• **Problem requirements**:
From the entries below, please gather each line containing the string "agent".

* start Records supplied *

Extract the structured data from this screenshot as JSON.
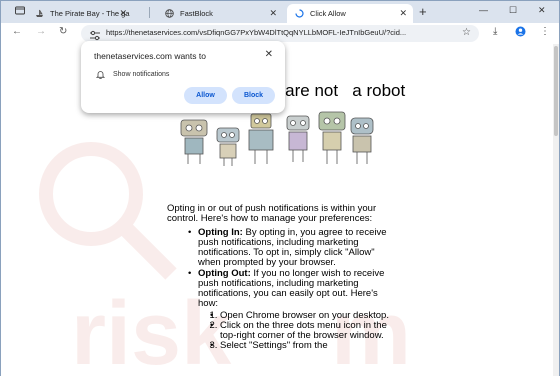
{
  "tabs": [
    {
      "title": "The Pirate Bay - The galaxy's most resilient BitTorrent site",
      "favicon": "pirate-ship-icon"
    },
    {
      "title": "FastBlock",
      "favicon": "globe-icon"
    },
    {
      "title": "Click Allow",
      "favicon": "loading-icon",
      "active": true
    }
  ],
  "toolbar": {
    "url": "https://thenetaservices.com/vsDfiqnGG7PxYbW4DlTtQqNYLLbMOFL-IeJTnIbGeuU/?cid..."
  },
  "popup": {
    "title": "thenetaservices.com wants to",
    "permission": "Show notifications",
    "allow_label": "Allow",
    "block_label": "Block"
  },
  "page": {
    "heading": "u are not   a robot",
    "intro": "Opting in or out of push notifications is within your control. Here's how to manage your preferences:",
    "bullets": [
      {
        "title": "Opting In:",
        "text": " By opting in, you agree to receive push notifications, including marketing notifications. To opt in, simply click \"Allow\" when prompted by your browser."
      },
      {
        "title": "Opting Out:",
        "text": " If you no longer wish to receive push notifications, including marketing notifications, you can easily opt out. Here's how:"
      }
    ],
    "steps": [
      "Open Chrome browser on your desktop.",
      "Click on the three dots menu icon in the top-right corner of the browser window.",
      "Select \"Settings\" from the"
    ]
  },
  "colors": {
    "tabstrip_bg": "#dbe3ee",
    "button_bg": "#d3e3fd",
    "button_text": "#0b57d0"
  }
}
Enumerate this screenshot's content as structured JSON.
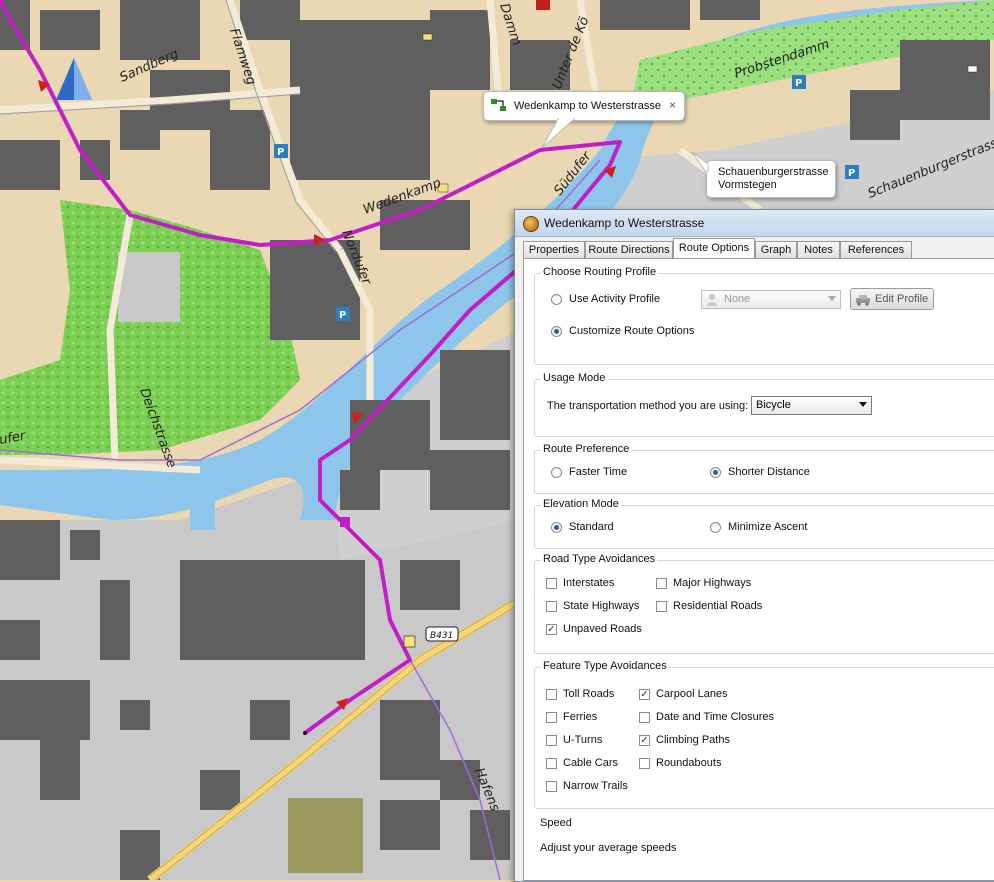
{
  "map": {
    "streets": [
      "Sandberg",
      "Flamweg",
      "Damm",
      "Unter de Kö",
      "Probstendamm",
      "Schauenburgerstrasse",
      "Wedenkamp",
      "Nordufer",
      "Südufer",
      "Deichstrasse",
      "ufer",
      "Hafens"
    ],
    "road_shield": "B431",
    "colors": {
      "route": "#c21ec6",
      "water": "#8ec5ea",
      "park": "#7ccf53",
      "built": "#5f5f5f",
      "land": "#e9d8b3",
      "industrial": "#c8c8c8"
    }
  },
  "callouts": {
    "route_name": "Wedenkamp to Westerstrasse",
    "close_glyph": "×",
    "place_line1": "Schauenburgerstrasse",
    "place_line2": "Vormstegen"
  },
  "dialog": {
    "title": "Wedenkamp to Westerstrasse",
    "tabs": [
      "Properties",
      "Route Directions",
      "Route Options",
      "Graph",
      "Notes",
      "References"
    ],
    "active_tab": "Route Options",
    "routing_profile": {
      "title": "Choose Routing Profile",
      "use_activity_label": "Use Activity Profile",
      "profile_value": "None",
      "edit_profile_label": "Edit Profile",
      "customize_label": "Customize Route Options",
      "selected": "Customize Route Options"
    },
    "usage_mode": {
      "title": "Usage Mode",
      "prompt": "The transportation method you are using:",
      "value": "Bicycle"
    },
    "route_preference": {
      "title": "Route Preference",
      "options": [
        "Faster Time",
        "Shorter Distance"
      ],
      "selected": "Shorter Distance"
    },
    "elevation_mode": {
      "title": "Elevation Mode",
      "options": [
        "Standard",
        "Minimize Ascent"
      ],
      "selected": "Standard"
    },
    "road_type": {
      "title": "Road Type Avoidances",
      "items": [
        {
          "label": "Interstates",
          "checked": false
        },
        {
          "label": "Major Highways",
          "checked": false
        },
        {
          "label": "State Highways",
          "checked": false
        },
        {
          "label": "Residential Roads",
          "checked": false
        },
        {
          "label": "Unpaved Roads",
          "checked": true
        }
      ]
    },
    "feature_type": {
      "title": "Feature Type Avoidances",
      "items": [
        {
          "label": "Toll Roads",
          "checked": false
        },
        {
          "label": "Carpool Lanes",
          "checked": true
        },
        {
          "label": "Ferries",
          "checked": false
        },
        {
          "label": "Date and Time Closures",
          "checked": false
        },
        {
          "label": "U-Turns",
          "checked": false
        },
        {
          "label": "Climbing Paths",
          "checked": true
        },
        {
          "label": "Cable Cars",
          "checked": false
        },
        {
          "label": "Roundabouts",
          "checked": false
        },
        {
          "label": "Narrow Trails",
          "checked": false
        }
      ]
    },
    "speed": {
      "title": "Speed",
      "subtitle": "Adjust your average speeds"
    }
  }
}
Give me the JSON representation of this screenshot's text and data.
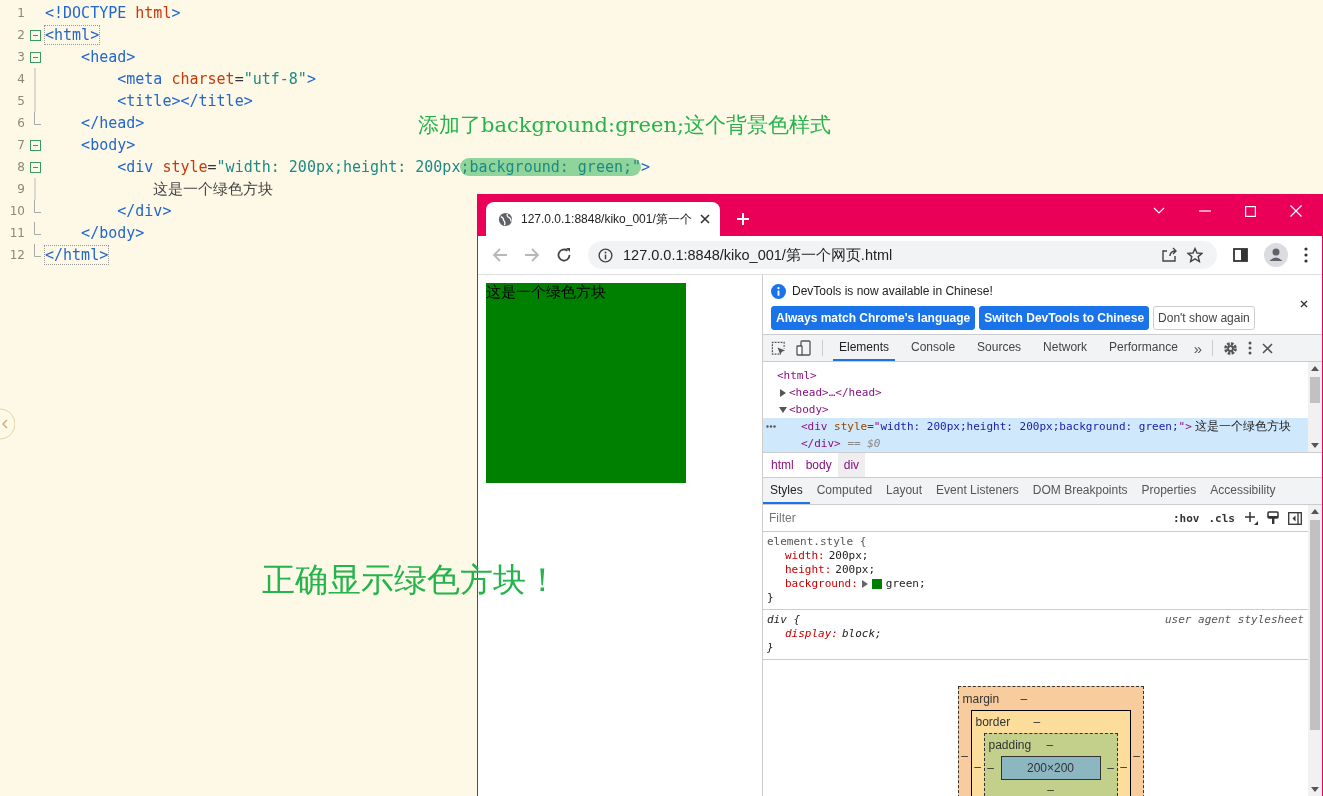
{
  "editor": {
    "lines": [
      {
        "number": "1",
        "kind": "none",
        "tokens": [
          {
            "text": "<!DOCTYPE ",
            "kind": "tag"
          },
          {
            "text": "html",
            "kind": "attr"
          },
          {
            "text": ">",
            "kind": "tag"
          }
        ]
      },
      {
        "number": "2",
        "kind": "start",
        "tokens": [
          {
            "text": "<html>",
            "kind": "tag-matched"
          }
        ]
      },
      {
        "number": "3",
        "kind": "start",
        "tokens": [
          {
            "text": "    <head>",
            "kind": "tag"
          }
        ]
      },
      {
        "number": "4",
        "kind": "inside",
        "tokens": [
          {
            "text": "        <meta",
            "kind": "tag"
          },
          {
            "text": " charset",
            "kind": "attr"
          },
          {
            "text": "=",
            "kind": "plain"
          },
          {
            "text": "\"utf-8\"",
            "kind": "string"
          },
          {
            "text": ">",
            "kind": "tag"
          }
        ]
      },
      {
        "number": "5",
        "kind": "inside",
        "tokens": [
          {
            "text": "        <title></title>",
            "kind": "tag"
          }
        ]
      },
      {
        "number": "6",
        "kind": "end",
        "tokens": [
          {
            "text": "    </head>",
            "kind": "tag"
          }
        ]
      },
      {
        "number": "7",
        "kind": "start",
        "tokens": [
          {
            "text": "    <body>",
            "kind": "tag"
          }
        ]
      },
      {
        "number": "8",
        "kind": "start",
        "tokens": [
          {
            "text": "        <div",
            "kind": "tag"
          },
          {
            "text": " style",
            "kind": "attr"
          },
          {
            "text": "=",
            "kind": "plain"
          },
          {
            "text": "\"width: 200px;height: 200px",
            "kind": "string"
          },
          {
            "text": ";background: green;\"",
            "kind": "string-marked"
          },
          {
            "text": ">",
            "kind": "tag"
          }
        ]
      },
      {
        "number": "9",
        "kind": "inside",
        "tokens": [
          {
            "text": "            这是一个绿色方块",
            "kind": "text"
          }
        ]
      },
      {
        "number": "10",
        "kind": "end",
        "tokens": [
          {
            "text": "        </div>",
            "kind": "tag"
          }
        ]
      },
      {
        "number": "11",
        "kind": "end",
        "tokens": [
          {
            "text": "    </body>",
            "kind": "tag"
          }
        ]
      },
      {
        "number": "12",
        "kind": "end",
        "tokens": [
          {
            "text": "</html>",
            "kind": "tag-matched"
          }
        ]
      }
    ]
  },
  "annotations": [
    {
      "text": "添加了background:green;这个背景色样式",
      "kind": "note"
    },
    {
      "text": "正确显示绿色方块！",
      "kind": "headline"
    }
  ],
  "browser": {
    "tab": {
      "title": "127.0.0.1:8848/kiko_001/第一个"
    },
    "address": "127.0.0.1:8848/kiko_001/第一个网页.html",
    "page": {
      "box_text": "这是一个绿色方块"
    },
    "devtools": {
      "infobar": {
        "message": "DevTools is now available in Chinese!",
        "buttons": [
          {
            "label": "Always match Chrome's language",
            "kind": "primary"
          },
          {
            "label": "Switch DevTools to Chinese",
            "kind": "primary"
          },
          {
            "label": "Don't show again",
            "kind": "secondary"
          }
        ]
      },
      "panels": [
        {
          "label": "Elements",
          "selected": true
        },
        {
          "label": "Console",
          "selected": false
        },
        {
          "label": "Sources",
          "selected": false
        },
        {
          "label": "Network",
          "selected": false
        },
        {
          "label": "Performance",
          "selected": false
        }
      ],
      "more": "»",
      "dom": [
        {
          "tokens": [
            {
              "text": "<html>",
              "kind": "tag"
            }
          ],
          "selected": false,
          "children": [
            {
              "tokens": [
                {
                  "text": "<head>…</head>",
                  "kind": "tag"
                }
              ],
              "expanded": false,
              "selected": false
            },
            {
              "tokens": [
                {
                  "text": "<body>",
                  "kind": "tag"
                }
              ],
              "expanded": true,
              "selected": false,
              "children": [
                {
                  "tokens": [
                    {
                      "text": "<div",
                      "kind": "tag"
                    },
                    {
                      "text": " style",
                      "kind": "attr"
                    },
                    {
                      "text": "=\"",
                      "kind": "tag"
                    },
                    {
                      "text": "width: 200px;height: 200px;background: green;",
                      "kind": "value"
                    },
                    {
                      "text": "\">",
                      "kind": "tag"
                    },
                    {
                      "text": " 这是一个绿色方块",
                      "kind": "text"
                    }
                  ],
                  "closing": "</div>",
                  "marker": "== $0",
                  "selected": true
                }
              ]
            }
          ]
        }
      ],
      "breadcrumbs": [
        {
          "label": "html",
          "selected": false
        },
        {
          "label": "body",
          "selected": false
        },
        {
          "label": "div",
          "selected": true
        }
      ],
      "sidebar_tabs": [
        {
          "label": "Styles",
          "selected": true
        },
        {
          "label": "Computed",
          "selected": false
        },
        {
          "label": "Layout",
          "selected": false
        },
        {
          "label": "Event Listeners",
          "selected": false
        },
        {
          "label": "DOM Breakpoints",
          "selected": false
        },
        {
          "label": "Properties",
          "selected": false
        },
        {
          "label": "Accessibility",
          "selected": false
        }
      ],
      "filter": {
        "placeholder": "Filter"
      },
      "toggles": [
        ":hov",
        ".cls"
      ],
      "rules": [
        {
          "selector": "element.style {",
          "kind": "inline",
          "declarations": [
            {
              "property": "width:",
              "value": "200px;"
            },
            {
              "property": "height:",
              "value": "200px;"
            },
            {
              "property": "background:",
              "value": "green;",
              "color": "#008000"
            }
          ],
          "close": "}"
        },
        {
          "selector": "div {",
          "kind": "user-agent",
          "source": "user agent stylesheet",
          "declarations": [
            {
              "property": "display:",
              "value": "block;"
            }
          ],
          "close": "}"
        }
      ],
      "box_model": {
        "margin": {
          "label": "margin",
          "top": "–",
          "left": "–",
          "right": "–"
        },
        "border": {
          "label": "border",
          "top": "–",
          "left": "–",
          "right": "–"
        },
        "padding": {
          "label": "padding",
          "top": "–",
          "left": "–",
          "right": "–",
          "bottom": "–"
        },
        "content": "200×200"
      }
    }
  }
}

* end Records supplied *

• **Response to this exercise**:
          "kind": "user-agent",
          "source": "user agent stylesheet",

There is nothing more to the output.